(Stored data)
:::::

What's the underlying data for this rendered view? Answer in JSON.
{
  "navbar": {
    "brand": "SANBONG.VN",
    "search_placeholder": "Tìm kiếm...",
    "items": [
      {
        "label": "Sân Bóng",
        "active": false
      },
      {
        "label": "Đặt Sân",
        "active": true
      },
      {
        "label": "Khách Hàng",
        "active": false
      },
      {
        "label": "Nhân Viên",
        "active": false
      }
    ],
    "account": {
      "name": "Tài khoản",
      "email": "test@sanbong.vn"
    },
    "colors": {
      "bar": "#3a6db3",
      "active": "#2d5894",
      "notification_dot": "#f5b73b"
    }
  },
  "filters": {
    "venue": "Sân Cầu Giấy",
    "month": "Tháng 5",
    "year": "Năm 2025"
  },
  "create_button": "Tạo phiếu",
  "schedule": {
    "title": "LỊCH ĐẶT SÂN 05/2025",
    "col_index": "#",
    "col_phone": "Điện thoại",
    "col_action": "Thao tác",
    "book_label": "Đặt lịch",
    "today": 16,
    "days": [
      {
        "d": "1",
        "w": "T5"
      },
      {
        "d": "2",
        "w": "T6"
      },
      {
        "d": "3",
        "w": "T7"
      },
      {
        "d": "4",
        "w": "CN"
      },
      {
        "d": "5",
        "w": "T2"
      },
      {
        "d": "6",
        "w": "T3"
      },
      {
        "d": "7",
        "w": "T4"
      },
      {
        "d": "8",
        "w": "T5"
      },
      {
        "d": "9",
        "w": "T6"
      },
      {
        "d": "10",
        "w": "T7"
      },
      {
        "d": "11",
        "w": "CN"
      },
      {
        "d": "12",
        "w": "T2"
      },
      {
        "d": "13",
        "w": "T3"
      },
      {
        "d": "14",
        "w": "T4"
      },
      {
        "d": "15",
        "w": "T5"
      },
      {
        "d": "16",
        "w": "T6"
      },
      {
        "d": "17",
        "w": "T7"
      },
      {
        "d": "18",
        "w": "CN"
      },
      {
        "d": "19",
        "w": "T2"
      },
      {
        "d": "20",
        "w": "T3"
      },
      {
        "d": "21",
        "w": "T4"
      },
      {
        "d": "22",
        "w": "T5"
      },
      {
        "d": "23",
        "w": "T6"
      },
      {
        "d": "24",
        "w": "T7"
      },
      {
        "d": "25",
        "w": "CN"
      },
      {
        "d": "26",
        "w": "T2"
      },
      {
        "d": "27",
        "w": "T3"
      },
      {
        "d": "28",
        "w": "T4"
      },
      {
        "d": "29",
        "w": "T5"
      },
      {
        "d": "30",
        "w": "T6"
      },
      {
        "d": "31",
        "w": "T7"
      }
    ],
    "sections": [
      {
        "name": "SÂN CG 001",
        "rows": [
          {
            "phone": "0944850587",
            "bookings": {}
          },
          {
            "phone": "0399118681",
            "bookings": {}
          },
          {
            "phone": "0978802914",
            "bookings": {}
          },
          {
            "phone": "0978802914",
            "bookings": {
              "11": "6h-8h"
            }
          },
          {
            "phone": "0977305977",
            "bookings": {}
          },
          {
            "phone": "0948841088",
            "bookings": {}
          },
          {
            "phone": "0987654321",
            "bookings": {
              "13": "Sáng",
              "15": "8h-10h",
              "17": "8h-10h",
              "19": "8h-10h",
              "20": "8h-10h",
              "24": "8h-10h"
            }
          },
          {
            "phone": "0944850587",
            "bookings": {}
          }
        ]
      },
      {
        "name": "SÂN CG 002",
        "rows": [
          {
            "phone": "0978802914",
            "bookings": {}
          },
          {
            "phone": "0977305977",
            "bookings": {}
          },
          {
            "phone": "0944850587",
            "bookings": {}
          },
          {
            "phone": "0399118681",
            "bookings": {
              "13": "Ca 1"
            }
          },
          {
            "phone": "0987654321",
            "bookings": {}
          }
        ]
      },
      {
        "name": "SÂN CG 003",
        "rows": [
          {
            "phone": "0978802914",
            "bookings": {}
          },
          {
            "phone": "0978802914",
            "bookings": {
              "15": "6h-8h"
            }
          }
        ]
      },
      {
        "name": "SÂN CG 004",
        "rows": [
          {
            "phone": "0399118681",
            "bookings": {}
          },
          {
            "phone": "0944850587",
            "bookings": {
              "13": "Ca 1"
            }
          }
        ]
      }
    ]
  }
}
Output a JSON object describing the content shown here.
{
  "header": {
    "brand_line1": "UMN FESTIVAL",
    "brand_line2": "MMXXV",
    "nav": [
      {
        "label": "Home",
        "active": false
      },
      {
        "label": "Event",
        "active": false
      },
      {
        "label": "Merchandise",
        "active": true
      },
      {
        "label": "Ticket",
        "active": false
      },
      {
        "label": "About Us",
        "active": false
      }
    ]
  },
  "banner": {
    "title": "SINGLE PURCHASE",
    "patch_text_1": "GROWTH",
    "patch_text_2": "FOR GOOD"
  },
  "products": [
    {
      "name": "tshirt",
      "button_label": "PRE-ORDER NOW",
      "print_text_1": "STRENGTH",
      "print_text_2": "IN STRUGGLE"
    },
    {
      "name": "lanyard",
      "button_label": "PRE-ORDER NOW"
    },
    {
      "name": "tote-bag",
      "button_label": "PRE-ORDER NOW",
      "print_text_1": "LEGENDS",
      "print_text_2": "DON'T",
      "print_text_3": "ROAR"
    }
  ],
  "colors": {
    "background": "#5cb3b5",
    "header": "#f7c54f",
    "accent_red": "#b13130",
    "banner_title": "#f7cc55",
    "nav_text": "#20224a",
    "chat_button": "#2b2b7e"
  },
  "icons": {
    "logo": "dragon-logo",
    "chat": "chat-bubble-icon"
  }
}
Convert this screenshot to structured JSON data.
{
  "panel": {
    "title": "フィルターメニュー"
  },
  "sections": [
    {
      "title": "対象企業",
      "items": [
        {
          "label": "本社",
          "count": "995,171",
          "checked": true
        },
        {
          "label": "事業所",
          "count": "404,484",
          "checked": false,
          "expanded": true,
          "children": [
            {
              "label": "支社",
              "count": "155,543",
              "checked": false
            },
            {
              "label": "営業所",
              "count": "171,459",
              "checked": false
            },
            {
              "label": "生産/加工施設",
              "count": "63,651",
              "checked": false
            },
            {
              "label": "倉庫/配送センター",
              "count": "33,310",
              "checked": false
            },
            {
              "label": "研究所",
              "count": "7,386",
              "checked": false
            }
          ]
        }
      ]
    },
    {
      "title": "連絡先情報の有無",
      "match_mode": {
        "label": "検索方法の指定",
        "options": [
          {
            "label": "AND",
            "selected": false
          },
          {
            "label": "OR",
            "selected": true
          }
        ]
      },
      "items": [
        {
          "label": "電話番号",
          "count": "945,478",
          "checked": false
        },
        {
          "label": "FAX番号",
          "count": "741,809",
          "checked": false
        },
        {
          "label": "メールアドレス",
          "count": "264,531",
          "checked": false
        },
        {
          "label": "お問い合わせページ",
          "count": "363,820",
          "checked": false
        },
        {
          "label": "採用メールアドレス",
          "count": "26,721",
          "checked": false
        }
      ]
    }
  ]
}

:::::

Exercise prompt »
Return each line of the data exactly as written above.

Problem solution »
What's the underlying data for this rendered view? Answer in JSON.
{
  "navbar": {
    "brand": "SANBONG.VN",
    "search_placeholder": "Tìm kiếm...",
    "items": [
      {
        "label": "Sân Bóng",
        "active": false
      },
      {
        "label": "Đặt Sân",
        "active": true
      },
      {
        "label": "Khách Hàng",
        "active": false
      },
      {
        "label": "Nhân Viên",
        "active": false
      }
    ],
    "account": {
      "name": "Tài khoản",
      "email": "test@sanbong.vn"
    },
    "colors": {
      "bar": "#3a6db3",
      "active": "#2d5894",
      "notification_dot": "#f5b73b"
    }
  },
  "filters": {
    "venue": "Sân Cầu Giấy",
    "month": "Tháng 5",
    "year": "Năm 2025"
  },
  "create_button": "Tạo phiếu",
  "schedule": {
    "title": "LỊCH ĐẶT SÂN 05/2025",
    "col_index": "#",
    "col_phone": "Điện thoại",
    "col_action": "Thao tác",
    "book_label": "Đặt lịch",
    "today": 16,
    "days": [
      {
        "d": "1",
        "w": "T5"
      },
      {
        "d": "2",
        "w": "T6"
      },
      {
        "d": "3",
        "w": "T7"
      },
      {
        "d": "4",
        "w": "CN"
      },
      {
        "d": "5",
        "w": "T2"
      },
      {
        "d": "6",
        "w": "T3"
      },
      {
        "d": "7",
        "w": "T4"
      },
      {
        "d": "8",
        "w": "T5"
      },
      {
        "d": "9",
        "w": "T6"
      },
      {
        "d": "10",
        "w": "T7"
      },
      {
        "d": "11",
        "w": "CN"
      },
      {
        "d": "12",
        "w": "T2"
      },
      {
        "d": "13",
        "w": "T3"
      },
      {
        "d": "14",
        "w": "T4"
      },
      {
        "d": "15",
        "w": "T5"
      },
      {
        "d": "16",
        "w": "T6"
      },
      {
        "d": "17",
        "w": "T7"
      },
      {
        "d": "18",
        "w": "CN"
      },
      {
        "d": "19",
        "w": "T2"
      },
      {
        "d": "20",
        "w": "T3"
      },
      {
        "d": "21",
        "w": "T4"
      },
      {
        "d": "22",
        "w": "T5"
      },
      {
        "d": "23",
        "w": "T6"
      },
      {
        "d": "24",
        "w": "T7"
      },
      {
        "d": "25",
        "w": "CN"
      },
      {
        "d": "26",
        "w": "T2"
      },
      {
        "d": "27",
        "w": "T3"
      },
      {
        "d": "28",
        "w": "T4"
      },
      {
        "d": "29",
        "w": "T5"
      },
      {
        "d": "30",
        "w": "T6"
      },
      {
        "d": "31",
        "w": "T7"
      }
    ],
    "sections": [
      {
        "name": "SÂN CG 001",
        "rows": [
          {
            "phone": "0944850587",
            "bookings": {}
          },
          {
            "phone": "0399118681",
            "bookings": {}
          },
          {
            "phone": "0978802914",
            "bookings": {}
          },
          {
            "phone": "0978802914",
            "bookings": {
              "11": "6h-8h"
            }
          },
          {
            "phone": "0977305977",
            "bookings": {}
          },
          {
            "phone": "0948841088",
            "bookings": {}
          },
          {
            "phone": "0987654321",
            "bookings": {
              "13": "Sáng",
              "15": "8h-10h",
              "17": "8h-10h",
              "19": "8h-10h",
              "20": "8h-10h",
              "24": "8h-10h"
            }
          },
          {
            "phone": "0944850587",
            "bookings": {}
          }
        ]
      },
      {
        "name": "SÂN CG 002",
        "rows": [
          {
            "phone": "0978802914",
            "bookings": {}
          },
          {
            "phone": "0977305977",
            "bookings": {}
          },
          {
            "phone": "0944850587",
            "bookings": {}
          },
          {
            "phone": "0399118681",
            "bookings": {
              "13": "Ca 1"
            }
          },
          {
            "phone": "0987654321",
            "bookings": {}
          }
        ]
      },
      {
        "name": "SÂN CG 003",
        "rows": [
          {
            "phone": "0978802914",
            "bookings": {}
          },
          {
            "phone": "0978802914",
            "bookings": {
              "15": "6h-8h"
            }
          }
        ]
      },
      {
        "name": "SÂN CG 004",
        "rows": [
          {
            "phone": "0399118681",
            "bookings": {}
          },
          {
            "phone": "0944850587",
            "bookings": {
              "13": "Ca 1"
            }
          }
        ]
      }
    ]
  }
}
Output a JSON object describing the content shown here.
{
  "header": {
    "brand_line1": "UMN FESTIVAL",
    "brand_line2": "MMXXV",
    "nav": [
      {
        "label": "Home",
        "active": false
      },
      {
        "label": "Event",
        "active": false
      },
      {
        "label": "Merchandise",
        "active": true
      },
      {
        "label": "Ticket",
        "active": false
      },
      {
        "label": "About Us",
        "active": false
      }
    ]
  },
  "banner": {
    "title": "SINGLE PURCHASE",
    "patch_text_1": "GROWTH",
    "patch_text_2": "FOR GOOD"
  },
  "products": [
    {
      "name": "tshirt",
      "button_label": "PRE-ORDER NOW",
      "print_text_1": "STRENGTH",
      "print_text_2": "IN STRUGGLE"
    },
    {
      "name": "lanyard",
      "button_label": "PRE-ORDER NOW"
    },
    {
      "name": "tote-bag",
      "button_label": "PRE-ORDER NOW",
      "print_text_1": "LEGENDS",
      "print_text_2": "DON'T",
      "print_text_3": "ROAR"
    }
  ],
  "colors": {
    "background": "#5cb3b5",
    "header": "#f7c54f",
    "accent_red": "#b13130",
    "banner_title": "#f7cc55",
    "nav_text": "#20224a",
    "chat_button": "#2b2b7e"
  },
  "icons": {
    "logo": "dragon-logo",
    "chat": "chat-bubble-icon"
  }
}
Convert this screenshot to structured JSON data.
{
  "panel": {
    "title": "フィルターメニュー"
  },
  "sections": [
    {
      "title": "対象企業",
      "items": [
        {
          "label": "本社",
          "count": "995,171",
          "checked": true
        },
        {
          "label": "事業所",
          "count": "404,484",
          "checked": false,
          "expanded": true,
          "children": [
            {
              "label": "支社",
              "count": "155,543",
              "checked": false
            },
            {
              "label": "営業所",
              "count": "171,459",
              "checked": false
            },
            {
              "label": "生産/加工施設",
              "count": "63,651",
              "checked": false
            },
            {
              "label": "倉庫/配送センター",
              "count": "33,310",
              "checked": false
            },
            {
              "label": "研究所",
              "count": "7,386",
              "checked": false
            }
          ]
        }
      ]
    },
    {
      "title": "連絡先情報の有無",
      "match_mode": {
        "label": "検索方法の指定",
        "options": [
          {
            "label": "AND",
            "selected": false
          },
          {
            "label": "OR",
            "selected": true
          }
        ]
      },
      "items": [
        {
          "label": "電話番号",
          "count": "945,478",
          "checked": false
        },
        {
          "label": "FAX番号",
          "count": "741,809",
          "checked": false
        },
        {
          "label": "メールアドレス",
          "count": "264,531",
          "checked": false
        },
        {
          "label": "お問い合わせページ",
          "count": "363,820",
          "checked": false
        },
        {
          "label": "採用メールアドレス",
          "count": "26,721",
          "checked": false
        }
      ]
    }
  ]
}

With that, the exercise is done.